Would you retype all of these records exactly?

---------------

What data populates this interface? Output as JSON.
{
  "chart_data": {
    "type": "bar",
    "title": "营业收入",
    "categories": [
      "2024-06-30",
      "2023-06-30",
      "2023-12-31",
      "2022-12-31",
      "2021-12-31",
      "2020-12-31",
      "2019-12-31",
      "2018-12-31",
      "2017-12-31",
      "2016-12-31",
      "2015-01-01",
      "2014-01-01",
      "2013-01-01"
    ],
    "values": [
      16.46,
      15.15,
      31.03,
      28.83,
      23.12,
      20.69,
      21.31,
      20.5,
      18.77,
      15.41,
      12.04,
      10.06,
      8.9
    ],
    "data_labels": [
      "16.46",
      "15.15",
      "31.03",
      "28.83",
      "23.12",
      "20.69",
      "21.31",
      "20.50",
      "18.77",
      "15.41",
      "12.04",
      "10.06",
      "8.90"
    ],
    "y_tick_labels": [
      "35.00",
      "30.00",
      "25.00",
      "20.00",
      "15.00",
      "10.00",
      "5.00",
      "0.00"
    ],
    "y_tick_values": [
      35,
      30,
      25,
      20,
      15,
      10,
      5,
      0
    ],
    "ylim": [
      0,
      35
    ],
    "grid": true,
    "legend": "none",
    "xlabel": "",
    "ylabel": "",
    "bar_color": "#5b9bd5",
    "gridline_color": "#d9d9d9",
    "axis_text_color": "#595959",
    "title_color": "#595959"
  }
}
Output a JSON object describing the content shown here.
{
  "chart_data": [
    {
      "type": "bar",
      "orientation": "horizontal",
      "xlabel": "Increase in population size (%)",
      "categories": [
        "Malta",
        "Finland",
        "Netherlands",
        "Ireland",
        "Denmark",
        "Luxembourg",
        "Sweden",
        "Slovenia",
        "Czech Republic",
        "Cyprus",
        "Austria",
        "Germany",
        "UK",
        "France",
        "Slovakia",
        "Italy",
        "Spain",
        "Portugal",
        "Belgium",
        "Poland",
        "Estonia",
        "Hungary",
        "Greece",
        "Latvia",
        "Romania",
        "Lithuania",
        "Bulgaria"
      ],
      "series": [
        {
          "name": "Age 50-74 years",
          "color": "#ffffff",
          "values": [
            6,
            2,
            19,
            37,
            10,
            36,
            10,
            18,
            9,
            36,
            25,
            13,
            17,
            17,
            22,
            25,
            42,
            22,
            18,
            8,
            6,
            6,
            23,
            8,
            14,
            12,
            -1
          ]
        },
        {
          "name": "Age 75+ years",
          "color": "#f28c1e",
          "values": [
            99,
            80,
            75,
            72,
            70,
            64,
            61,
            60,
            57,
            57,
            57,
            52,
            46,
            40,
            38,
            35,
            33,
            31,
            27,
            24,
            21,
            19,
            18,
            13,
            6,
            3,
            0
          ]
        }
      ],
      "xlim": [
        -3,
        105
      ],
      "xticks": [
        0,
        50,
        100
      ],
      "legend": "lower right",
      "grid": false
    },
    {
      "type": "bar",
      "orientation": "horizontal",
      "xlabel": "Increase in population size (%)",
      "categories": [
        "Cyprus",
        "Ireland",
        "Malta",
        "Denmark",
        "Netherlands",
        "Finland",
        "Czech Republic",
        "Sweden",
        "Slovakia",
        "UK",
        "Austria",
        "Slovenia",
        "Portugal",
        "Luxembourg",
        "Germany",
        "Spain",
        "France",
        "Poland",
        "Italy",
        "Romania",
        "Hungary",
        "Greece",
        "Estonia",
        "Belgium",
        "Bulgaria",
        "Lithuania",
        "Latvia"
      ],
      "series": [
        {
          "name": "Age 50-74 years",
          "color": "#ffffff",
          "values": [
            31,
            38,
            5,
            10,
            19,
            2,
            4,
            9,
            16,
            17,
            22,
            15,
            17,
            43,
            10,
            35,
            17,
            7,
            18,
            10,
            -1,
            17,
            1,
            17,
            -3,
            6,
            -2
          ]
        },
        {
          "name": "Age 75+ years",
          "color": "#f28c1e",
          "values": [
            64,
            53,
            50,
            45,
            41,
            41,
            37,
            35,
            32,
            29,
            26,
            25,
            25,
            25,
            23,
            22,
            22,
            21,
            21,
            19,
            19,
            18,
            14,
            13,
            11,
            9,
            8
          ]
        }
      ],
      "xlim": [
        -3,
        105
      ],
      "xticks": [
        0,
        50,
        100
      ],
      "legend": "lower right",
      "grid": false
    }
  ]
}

---------------

— Output of the task —
What data populates this interface? Output as JSON.
{
  "chart_data": {
    "type": "bar",
    "title": "营业收入",
    "categories": [
      "2024-06-30",
      "2023-06-30",
      "2023-12-31",
      "2022-12-31",
      "2021-12-31",
      "2020-12-31",
      "2019-12-31",
      "2018-12-31",
      "2017-12-31",
      "2016-12-31",
      "2015-01-01",
      "2014-01-01",
      "2013-01-01"
    ],
    "values": [
      16.46,
      15.15,
      31.03,
      28.83,
      23.12,
      20.69,
      21.31,
      20.5,
      18.77,
      15.41,
      12.04,
      10.06,
      8.9
    ],
    "data_labels": [
      "16.46",
      "15.15",
      "31.03",
      "28.83",
      "23.12",
      "20.69",
      "21.31",
      "20.50",
      "18.77",
      "15.41",
      "12.04",
      "10.06",
      "8.90"
    ],
    "y_tick_labels": [
      "35.00",
      "30.00",
      "25.00",
      "20.00",
      "15.00",
      "10.00",
      "5.00",
      "0.00"
    ],
    "y_tick_values": [
      35,
      30,
      25,
      20,
      15,
      10,
      5,
      0
    ],
    "ylim": [
      0,
      35
    ],
    "grid": true,
    "legend": "none",
    "xlabel": "",
    "ylabel": "",
    "bar_color": "#5b9bd5",
    "gridline_color": "#d9d9d9",
    "axis_text_color": "#595959",
    "title_color": "#595959"
  }
}
Output a JSON object describing the content shown here.
{
  "chart_data": [
    {
      "type": "bar",
      "orientation": "horizontal",
      "xlabel": "Increase in population size (%)",
      "categories": [
        "Malta",
        "Finland",
        "Netherlands",
        "Ireland",
        "Denmark",
        "Luxembourg",
        "Sweden",
        "Slovenia",
        "Czech Republic",
        "Cyprus",
        "Austria",
        "Germany",
        "UK",
        "France",
        "Slovakia",
        "Italy",
        "Spain",
        "Portugal",
        "Belgium",
        "Poland",
        "Estonia",
        "Hungary",
        "Greece",
        "Latvia",
        "Romania",
        "Lithuania",
        "Bulgaria"
      ],
      "series": [
        {
          "name": "Age 50-74 years",
          "color": "#ffffff",
          "values": [
            6,
            2,
            19,
            37,
            10,
            36,
            10,
            18,
            9,
            36,
            25,
            13,
            17,
            17,
            22,
            25,
            42,
            22,
            18,
            8,
            6,
            6,
            23,
            8,
            14,
            12,
            -1
          ]
        },
        {
          "name": "Age 75+ years",
          "color": "#f28c1e",
          "values": [
            99,
            80,
            75,
            72,
            70,
            64,
            61,
            60,
            57,
            57,
            57,
            52,
            46,
            40,
            38,
            35,
            33,
            31,
            27,
            24,
            21,
            19,
            18,
            13,
            6,
            3,
            0
          ]
        }
      ],
      "xlim": [
        -3,
        105
      ],
      "xticks": [
        0,
        50,
        100
      ],
      "legend": "lower right",
      "grid": false
    },
    {
      "type": "bar",
      "orientation": "horizontal",
      "xlabel": "Increase in population size (%)",
      "categories": [
        "Cyprus",
        "Ireland",
        "Malta",
        "Denmark",
        "Netherlands",
        "Finland",
        "Czech Republic",
        "Sweden",
        "Slovakia",
        "UK",
        "Austria",
        "Slovenia",
        "Portugal",
        "Luxembourg",
        "Germany",
        "Spain",
        "France",
        "Poland",
        "Italy",
        "Romania",
        "Hungary",
        "Greece",
        "Estonia",
        "Belgium",
        "Bulgaria",
        "Lithuania",
        "Latvia"
      ],
      "series": [
        {
          "name": "Age 50-74 years",
          "color": "#ffffff",
          "values": [
            31,
            38,
            5,
            10,
            19,
            2,
            4,
            9,
            16,
            17,
            22,
            15,
            17,
            43,
            10,
            35,
            17,
            7,
            18,
            10,
            -1,
            17,
            1,
            17,
            -3,
            6,
            -2
          ]
        },
        {
          "name": "Age 75+ years",
          "color": "#f28c1e",
          "values": [
            64,
            53,
            50,
            45,
            41,
            41,
            37,
            35,
            32,
            29,
            26,
            25,
            25,
            25,
            23,
            22,
            22,
            21,
            21,
            19,
            19,
            18,
            14,
            13,
            11,
            9,
            8
          ]
        }
      ],
      "xlim": [
        -3,
        105
      ],
      "xticks": [
        0,
        50,
        100
      ],
      "legend": "lower right",
      "grid": false
    }
  ]
}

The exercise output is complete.